### Given problem
Where a line contains the string "great", copy that line.
# START OF Recorded information
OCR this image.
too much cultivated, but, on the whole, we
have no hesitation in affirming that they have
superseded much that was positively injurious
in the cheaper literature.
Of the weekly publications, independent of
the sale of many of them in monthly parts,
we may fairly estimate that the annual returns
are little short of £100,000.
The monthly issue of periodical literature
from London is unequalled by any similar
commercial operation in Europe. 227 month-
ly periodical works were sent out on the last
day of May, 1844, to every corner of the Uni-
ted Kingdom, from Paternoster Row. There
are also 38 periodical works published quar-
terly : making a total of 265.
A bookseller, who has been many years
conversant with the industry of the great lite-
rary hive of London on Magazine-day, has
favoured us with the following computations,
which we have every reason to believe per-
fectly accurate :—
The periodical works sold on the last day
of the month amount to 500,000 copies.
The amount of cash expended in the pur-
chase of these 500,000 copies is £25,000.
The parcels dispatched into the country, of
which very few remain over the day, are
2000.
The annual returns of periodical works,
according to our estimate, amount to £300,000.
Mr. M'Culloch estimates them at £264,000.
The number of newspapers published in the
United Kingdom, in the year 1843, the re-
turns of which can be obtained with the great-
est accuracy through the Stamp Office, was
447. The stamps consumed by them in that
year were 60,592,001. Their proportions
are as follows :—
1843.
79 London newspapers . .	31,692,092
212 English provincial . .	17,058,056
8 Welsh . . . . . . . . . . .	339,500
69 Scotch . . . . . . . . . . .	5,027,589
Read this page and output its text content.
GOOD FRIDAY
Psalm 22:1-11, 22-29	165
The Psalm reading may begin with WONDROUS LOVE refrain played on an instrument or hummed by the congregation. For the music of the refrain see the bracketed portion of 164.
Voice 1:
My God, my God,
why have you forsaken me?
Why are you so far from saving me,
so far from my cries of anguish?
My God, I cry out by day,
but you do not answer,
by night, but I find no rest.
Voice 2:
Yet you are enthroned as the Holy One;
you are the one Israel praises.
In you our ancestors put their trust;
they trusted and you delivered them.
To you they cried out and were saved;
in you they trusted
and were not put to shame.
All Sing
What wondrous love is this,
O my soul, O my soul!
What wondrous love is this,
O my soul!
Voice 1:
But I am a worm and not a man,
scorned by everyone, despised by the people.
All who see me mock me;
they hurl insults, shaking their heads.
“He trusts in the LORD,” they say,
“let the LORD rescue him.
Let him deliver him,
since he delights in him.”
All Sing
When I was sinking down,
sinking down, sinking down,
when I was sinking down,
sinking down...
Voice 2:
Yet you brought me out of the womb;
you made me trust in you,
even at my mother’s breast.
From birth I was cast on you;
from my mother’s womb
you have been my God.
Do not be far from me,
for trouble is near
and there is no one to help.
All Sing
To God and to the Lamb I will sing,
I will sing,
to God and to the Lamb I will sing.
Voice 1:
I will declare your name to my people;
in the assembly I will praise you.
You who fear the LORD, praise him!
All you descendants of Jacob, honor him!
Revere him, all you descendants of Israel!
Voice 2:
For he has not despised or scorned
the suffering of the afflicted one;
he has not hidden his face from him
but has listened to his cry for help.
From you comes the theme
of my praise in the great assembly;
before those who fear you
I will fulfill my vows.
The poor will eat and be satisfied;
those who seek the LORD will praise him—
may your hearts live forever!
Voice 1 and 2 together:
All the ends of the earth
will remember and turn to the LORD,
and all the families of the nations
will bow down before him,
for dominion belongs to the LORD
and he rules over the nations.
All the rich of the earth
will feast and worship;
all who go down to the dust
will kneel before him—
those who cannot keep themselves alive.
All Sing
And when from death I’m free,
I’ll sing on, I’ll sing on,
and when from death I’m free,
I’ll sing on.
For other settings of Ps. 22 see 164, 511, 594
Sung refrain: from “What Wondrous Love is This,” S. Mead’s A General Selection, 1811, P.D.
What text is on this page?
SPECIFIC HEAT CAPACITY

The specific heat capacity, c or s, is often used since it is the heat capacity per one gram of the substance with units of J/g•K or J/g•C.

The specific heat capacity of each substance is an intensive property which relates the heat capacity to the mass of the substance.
# END OF Recorded information
### Output
conversant with the industry of the great lite-
turns of which can be obtained with the great-
of my praise in the great assembly;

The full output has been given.